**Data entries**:
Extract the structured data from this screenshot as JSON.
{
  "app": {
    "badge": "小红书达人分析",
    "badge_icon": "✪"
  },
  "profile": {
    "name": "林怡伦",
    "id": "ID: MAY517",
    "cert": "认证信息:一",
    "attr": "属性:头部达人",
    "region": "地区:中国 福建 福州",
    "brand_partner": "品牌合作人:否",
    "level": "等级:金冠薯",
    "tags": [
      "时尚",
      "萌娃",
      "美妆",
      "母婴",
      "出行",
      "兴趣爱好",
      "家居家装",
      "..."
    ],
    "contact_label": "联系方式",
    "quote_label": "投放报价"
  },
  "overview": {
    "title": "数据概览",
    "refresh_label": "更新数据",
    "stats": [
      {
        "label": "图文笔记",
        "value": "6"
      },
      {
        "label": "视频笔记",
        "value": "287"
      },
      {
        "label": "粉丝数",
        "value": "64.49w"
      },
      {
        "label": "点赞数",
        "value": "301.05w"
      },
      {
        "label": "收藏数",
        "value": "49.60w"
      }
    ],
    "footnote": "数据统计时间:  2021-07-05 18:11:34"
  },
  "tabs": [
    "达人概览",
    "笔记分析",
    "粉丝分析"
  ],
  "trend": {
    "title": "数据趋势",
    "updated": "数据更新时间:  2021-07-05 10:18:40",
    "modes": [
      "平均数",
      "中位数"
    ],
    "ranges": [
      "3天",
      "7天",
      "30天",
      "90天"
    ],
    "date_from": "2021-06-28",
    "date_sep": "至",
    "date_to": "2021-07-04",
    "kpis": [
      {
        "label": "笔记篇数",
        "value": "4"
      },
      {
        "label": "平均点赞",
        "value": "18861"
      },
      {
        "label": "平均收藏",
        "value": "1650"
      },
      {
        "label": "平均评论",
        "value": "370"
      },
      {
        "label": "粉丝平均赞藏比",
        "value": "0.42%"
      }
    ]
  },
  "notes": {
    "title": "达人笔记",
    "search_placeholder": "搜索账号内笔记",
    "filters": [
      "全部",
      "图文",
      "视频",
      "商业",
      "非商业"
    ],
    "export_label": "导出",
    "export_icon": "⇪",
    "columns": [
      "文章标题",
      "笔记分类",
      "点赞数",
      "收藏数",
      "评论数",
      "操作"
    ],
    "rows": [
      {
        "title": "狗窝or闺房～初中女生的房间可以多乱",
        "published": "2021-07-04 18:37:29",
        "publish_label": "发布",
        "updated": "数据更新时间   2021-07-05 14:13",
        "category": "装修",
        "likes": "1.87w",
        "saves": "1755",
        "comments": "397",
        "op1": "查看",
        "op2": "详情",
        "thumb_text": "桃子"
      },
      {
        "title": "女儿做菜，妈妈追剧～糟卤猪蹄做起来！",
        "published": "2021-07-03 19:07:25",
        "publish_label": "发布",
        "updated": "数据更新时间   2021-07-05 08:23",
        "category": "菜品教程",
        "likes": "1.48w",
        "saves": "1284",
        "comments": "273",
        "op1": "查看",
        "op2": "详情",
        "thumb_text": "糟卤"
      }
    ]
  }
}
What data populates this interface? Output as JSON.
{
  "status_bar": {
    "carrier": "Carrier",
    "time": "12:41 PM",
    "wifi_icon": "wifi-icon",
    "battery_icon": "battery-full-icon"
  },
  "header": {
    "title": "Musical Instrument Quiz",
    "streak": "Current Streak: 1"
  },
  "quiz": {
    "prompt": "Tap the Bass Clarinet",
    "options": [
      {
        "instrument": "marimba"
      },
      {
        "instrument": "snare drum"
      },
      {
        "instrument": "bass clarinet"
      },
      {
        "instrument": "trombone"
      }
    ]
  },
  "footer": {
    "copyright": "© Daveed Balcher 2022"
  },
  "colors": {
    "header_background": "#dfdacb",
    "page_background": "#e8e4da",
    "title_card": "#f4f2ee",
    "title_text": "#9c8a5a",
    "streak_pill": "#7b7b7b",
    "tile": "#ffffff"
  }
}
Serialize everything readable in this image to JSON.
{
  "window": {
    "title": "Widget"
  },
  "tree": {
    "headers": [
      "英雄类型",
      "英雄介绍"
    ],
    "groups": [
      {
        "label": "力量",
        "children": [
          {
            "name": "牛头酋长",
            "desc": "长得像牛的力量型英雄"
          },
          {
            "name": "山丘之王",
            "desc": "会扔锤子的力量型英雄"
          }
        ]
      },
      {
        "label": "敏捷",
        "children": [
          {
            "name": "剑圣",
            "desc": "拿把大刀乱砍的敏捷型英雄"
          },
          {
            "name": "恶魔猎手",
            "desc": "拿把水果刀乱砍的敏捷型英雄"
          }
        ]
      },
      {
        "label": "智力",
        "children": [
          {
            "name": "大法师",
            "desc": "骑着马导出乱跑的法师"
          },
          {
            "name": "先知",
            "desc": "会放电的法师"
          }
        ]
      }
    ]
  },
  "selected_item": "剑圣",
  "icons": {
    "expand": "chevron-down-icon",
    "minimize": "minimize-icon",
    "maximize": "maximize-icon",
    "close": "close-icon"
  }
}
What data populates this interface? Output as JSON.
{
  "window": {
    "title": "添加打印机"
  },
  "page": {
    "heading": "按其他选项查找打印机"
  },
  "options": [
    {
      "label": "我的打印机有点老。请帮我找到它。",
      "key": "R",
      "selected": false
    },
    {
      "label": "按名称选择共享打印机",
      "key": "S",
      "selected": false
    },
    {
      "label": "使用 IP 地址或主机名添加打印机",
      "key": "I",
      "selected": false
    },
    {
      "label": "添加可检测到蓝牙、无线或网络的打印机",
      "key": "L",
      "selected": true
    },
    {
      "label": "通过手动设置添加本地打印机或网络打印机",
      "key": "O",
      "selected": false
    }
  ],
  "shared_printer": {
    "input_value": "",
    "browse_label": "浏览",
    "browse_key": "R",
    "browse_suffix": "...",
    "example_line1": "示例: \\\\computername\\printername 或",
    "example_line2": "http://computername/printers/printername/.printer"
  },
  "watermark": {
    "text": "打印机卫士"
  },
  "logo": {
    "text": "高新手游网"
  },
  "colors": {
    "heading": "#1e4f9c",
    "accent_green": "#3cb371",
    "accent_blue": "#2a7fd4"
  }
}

**Written request**: Show the lines where the word "JSON" appears in the entries.

**Solved problem**:
Extract the structured data from this screenshot as JSON.
What data populates this interface? Output as JSON.
Serialize everything readable in this image to JSON.
What data populates this interface? Output as JSON.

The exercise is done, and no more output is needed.